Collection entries
§ §

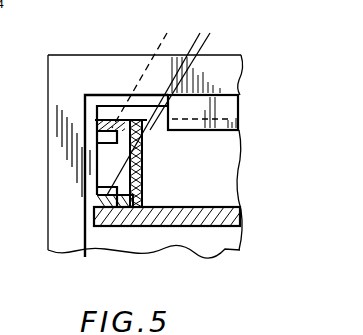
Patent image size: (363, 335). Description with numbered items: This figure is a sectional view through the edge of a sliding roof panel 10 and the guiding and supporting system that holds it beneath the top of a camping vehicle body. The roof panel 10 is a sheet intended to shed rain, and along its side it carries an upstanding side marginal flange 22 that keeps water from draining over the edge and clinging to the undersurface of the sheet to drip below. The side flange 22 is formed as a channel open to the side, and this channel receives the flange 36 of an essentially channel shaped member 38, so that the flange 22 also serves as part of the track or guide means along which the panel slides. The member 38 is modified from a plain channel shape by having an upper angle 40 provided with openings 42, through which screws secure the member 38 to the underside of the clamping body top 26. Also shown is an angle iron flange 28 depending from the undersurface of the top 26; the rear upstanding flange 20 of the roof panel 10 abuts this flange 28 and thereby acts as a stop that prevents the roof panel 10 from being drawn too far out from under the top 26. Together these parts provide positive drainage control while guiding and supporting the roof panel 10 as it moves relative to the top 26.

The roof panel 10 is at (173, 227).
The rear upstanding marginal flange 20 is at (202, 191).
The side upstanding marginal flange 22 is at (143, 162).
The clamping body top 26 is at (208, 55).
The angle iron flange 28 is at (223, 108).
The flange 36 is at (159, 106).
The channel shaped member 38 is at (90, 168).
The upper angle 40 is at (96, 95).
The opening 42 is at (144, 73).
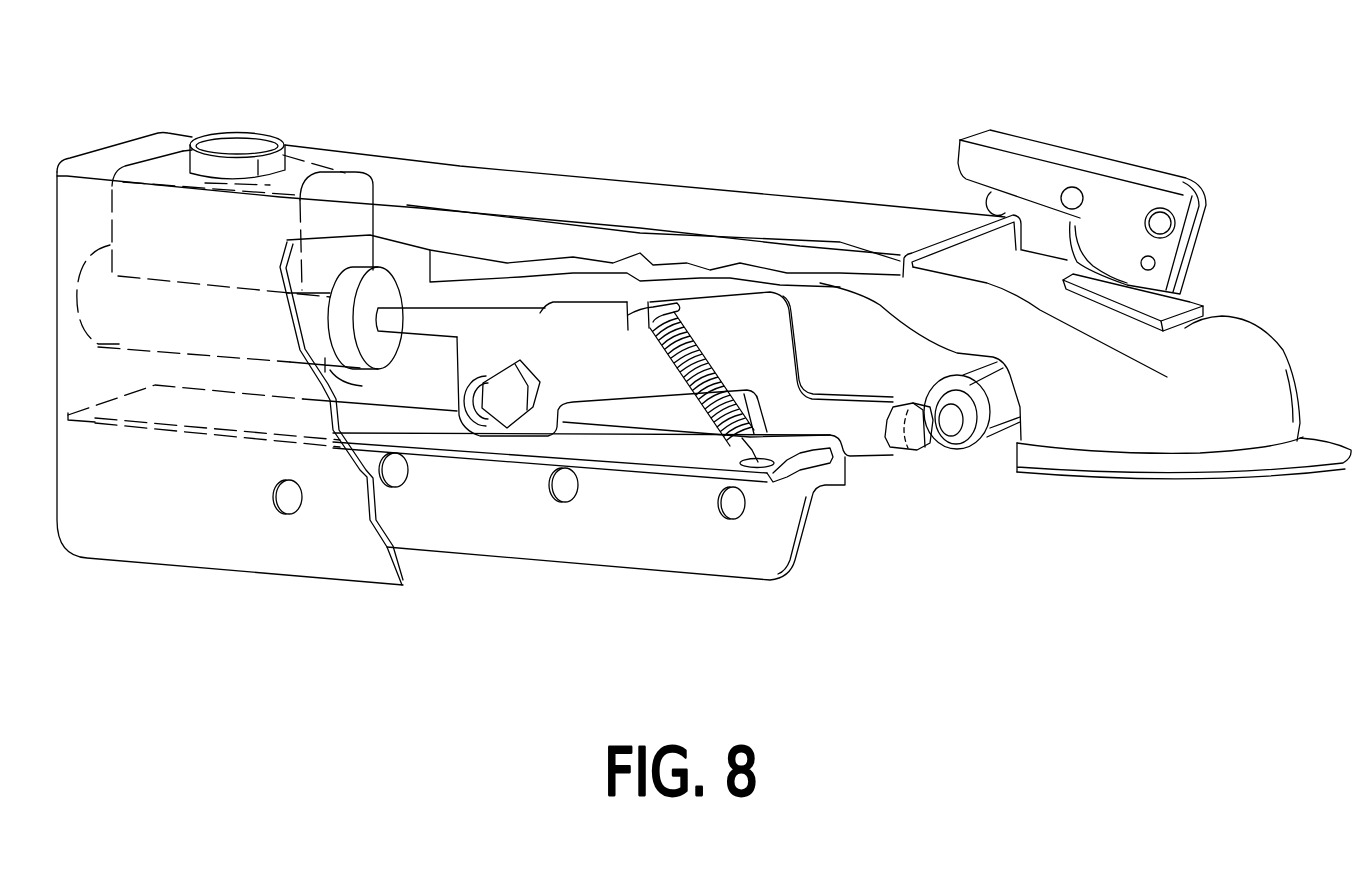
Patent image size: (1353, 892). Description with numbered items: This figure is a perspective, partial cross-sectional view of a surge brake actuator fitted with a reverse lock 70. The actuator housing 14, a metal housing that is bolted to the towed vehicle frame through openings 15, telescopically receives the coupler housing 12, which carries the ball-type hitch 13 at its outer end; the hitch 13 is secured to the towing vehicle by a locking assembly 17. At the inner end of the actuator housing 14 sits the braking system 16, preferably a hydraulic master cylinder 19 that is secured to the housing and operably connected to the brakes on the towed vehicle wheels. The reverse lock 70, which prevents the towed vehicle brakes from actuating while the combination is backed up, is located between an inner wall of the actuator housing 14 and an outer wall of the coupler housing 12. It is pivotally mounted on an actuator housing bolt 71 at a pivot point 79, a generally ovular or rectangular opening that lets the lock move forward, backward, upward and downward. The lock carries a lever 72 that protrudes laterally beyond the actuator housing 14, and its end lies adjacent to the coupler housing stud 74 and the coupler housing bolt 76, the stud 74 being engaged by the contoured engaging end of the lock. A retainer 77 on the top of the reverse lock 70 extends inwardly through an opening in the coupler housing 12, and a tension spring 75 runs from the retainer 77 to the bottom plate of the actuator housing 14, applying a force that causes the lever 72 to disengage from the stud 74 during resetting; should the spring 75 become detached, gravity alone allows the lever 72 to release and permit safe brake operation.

§ §

Copy out the data above without any changes, from its start through the line containing "The opening 42 is at (144, 73).", including that line. Leave the pictures out.

RESULT:
Patent image size: (363, 335). Description with numbered items: This figure is a sectional view through the edge of a sliding roof panel 10 and the guiding and supporting system that holds it beneath the top of a camping vehicle body. The roof panel 10 is a sheet intended to shed rain, and along its side it carries an upstanding side marginal flange 22 that keeps water from draining over the edge and clinging to the undersurface of the sheet to drip below. The side flange 22 is formed as a channel open to the side, and this channel receives the flange 36 of an essentially channel shaped member 38, so that the flange 22 also serves as part of the track or guide means along which the panel slides. The member 38 is modified from a plain channel shape by having an upper angle 40 provided with openings 42, through which screws secure the member 38 to the underside of the clamping body top 26. Also shown is an angle iron flange 28 depending from the undersurface of the top 26; the rear upstanding flange 20 of the roof panel 10 abuts this flange 28 and thereby acts as a stop that prevents the roof panel 10 from being drawn too far out from under the top 26. Together these parts provide positive drainage control while guiding and supporting the roof panel 10 as it moves relative to the top 26.

The roof panel 10 is at (173, 227).
The rear upstanding marginal flange 20 is at (202, 191).
The side upstanding marginal flange 22 is at (143, 162).
The clamping body top 26 is at (208, 55).
The angle iron flange 28 is at (223, 108).
The flange 36 is at (159, 106).
The channel shaped member 38 is at (90, 168).
The upper angle 40 is at (96, 95).
The opening 42 is at (144, 73).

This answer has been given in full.